··· Data section ···

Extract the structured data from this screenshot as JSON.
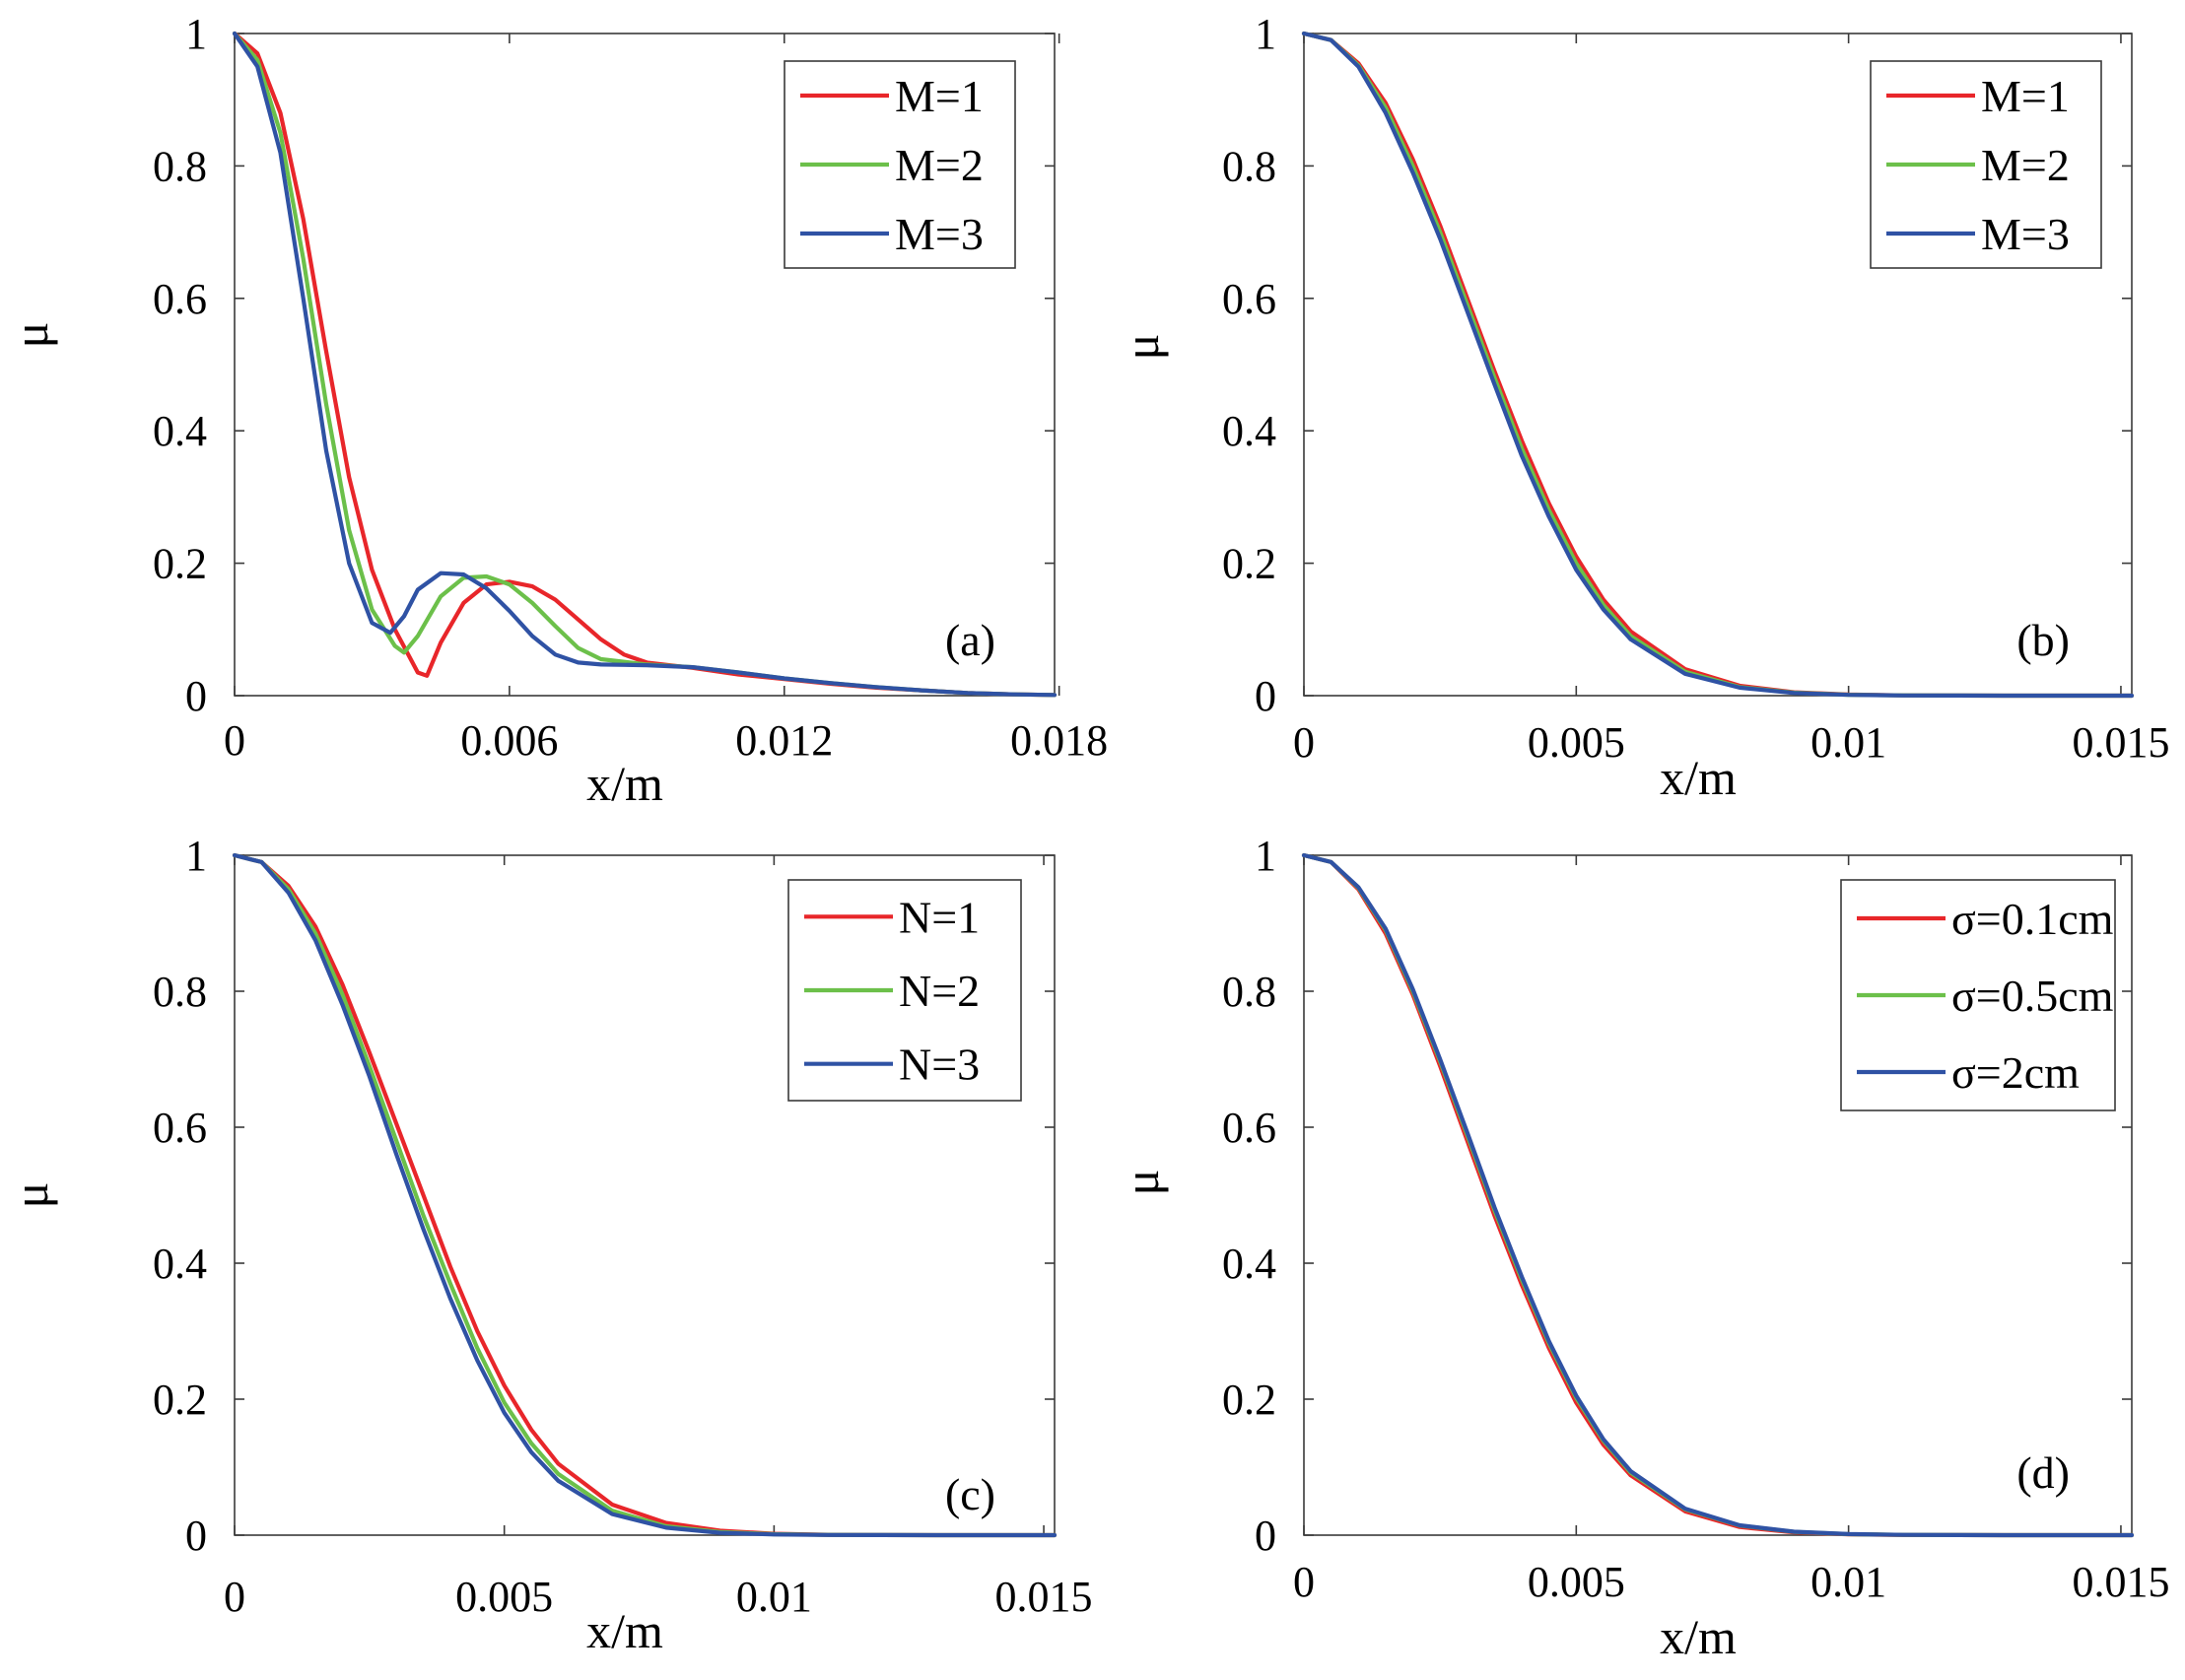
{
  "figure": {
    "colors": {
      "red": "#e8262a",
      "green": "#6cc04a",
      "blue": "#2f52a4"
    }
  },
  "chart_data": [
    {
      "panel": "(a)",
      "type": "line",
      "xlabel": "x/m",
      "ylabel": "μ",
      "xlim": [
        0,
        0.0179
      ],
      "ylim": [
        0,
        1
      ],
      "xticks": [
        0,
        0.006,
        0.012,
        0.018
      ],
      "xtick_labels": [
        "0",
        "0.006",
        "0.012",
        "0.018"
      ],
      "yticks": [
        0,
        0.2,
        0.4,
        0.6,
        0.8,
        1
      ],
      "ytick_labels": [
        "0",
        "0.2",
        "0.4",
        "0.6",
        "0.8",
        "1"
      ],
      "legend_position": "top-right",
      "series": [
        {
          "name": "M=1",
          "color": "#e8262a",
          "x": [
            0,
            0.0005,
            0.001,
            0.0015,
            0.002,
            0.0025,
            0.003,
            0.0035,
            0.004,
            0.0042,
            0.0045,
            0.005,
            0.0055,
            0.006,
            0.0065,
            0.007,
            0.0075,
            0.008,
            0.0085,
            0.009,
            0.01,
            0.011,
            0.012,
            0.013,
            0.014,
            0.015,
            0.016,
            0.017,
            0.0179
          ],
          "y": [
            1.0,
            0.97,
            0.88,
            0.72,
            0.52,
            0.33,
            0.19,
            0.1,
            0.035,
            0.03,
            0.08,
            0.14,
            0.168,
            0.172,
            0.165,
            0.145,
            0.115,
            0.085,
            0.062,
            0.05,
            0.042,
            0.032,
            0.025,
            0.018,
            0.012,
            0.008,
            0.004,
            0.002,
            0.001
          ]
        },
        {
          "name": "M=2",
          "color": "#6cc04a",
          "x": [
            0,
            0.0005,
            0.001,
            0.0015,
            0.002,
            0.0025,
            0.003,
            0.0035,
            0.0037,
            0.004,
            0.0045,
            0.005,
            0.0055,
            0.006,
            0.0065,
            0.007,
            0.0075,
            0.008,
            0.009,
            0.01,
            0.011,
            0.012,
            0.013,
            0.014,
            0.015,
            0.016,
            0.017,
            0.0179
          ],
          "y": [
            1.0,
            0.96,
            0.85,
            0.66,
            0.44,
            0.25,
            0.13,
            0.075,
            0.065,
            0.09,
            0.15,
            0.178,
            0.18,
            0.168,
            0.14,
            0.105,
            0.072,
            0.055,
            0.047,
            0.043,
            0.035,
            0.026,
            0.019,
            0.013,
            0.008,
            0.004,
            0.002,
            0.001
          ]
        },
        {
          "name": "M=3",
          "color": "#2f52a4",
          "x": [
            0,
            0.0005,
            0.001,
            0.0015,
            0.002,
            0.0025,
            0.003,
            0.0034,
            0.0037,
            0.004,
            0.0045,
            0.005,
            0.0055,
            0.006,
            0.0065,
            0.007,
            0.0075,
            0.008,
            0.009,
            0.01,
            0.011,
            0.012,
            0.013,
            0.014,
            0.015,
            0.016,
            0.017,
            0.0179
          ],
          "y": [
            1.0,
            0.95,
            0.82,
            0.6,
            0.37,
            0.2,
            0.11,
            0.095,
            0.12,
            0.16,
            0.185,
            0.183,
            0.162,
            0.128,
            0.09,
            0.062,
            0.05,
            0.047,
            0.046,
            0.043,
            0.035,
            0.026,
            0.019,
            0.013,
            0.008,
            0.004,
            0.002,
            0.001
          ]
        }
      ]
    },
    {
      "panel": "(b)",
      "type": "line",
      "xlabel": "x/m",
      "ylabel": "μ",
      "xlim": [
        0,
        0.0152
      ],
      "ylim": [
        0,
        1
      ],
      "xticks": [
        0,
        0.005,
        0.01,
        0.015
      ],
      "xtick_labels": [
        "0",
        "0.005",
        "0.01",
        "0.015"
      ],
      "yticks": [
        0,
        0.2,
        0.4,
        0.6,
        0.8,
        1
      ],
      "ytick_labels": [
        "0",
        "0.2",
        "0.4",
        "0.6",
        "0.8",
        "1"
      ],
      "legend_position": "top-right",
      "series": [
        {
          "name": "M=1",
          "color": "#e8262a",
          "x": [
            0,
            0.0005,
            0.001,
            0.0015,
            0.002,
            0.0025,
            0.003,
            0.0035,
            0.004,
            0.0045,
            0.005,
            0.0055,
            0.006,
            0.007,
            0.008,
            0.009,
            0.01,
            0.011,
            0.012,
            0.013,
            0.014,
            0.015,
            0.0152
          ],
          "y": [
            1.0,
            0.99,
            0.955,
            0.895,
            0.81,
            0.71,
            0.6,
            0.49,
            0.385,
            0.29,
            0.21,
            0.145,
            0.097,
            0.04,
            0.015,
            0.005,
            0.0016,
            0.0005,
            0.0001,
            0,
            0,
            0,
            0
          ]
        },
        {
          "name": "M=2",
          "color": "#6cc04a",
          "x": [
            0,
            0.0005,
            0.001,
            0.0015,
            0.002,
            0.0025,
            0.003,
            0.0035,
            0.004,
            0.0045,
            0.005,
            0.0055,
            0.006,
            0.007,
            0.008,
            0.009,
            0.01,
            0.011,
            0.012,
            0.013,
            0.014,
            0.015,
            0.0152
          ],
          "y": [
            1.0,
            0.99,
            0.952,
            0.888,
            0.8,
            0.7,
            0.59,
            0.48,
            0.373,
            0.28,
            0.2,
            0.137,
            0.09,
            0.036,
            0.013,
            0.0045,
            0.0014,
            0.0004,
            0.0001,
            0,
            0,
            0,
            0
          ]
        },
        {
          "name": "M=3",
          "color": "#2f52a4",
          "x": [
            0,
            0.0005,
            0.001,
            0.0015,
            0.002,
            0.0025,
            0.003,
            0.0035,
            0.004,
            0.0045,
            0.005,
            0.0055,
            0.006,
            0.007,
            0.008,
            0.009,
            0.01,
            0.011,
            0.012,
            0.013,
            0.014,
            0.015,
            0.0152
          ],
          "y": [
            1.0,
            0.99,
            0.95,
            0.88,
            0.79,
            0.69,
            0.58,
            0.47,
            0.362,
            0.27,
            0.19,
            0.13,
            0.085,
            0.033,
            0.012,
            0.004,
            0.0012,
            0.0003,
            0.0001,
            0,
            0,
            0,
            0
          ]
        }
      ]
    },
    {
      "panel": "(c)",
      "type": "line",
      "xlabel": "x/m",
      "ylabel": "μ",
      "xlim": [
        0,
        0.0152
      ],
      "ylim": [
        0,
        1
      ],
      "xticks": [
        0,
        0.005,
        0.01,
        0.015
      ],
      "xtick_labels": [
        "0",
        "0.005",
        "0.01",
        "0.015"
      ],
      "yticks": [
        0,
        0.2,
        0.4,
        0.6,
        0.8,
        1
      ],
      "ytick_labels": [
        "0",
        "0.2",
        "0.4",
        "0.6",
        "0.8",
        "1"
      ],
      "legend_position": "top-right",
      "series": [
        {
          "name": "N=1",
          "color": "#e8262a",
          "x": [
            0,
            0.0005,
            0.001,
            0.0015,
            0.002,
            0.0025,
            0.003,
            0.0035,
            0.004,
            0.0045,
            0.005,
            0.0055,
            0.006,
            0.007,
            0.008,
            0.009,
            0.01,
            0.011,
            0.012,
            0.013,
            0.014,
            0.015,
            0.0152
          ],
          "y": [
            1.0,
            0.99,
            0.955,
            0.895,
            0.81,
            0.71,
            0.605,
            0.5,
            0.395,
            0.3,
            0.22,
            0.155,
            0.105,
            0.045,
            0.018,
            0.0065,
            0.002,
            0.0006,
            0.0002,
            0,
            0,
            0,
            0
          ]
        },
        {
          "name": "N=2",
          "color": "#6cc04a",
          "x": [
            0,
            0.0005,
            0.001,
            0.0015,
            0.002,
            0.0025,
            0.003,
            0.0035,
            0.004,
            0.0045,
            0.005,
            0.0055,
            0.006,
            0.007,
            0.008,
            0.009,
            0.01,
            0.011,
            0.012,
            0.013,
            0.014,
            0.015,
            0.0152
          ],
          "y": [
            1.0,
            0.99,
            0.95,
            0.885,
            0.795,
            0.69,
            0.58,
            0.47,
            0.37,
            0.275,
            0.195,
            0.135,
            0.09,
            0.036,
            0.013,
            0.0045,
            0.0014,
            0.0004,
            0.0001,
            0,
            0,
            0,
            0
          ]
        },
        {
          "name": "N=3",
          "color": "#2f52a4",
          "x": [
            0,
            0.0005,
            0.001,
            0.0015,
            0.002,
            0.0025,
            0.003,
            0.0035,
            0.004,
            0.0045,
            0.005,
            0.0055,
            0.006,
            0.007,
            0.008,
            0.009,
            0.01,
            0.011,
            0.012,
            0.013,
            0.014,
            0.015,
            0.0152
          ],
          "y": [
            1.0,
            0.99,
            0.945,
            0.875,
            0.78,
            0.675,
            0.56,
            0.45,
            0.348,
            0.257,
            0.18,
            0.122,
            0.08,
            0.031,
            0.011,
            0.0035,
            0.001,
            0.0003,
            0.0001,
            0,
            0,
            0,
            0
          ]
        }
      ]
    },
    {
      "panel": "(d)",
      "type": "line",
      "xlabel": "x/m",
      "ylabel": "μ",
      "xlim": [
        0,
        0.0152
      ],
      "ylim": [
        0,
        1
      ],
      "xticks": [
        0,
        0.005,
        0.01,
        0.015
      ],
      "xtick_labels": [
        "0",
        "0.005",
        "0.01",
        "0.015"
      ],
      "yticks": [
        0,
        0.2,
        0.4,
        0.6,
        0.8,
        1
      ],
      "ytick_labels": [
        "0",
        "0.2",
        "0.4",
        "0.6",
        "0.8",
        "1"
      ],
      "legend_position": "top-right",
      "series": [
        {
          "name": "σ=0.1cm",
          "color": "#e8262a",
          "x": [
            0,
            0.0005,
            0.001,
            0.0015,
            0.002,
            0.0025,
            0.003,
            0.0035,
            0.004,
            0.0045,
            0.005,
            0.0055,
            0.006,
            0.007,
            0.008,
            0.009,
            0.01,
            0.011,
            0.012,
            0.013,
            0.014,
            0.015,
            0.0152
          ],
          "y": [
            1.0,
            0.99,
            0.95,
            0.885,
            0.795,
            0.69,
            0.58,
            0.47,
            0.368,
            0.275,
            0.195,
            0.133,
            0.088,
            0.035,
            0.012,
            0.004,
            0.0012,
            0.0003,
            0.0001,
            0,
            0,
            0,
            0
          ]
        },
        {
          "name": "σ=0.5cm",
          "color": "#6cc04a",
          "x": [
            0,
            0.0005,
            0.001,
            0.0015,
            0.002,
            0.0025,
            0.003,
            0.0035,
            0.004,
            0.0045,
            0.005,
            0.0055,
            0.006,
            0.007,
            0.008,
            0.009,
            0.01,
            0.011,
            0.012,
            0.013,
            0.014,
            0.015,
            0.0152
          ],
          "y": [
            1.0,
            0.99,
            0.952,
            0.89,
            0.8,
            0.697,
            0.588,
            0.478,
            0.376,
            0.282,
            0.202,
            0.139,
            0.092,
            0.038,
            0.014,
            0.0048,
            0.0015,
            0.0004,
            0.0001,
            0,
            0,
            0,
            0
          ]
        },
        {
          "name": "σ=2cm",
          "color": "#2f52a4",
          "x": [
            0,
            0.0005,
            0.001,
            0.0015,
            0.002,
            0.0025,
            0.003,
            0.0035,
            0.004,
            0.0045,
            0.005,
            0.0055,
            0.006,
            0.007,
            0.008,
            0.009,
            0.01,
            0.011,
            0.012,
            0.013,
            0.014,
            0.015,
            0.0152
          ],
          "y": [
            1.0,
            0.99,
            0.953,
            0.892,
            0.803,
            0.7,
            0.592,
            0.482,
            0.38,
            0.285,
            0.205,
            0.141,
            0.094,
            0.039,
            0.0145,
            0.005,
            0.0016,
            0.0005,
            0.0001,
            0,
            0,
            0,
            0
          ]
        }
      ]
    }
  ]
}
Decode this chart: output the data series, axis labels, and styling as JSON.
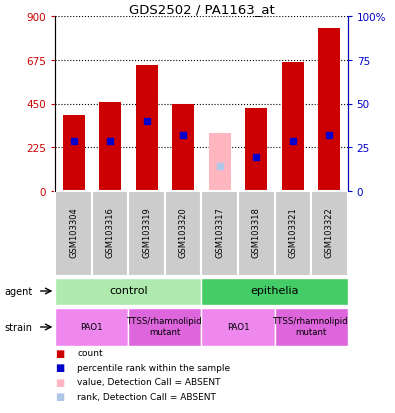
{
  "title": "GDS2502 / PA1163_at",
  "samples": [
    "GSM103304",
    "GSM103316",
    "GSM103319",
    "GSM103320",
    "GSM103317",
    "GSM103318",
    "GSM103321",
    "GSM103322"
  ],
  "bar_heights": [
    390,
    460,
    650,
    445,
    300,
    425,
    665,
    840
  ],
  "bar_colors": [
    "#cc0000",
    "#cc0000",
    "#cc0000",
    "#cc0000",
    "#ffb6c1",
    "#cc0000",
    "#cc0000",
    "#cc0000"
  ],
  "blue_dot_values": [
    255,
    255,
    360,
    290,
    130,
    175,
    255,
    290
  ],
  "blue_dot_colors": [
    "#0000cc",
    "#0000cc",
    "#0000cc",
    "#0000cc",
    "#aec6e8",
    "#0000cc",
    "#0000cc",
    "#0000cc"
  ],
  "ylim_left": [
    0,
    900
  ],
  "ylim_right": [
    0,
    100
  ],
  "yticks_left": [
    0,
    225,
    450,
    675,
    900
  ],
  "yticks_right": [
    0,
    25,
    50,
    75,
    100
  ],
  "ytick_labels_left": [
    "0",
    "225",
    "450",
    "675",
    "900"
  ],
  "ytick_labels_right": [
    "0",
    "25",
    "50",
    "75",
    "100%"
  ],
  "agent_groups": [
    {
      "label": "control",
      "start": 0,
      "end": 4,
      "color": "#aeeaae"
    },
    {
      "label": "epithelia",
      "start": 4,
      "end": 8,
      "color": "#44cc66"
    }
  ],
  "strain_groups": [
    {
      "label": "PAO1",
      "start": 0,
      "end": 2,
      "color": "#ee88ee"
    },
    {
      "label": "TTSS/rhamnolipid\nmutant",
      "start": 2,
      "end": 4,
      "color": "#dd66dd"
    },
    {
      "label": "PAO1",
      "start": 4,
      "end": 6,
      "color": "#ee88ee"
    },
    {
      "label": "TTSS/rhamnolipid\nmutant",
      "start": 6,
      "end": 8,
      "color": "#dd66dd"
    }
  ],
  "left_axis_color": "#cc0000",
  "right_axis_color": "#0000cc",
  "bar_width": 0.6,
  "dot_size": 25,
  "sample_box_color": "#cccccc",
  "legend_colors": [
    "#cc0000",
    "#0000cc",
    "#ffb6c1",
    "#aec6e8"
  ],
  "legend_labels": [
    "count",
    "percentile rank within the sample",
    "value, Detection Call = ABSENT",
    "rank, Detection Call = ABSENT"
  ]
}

···

Written task
Extract every line that has the string "name" in it.

Response to this exercise
          "name": "M=1",
          "name": "M=2",
          "name": "M=3",
          "name": "M=1",
          "name": "M=2",
          "name": "M=3",
          "name": "N=1",
          "name": "N=2",
          "name": "N=3",
          "name": "σ=0.1cm",
          "name": "σ=0.5cm",
          "name": "σ=2cm",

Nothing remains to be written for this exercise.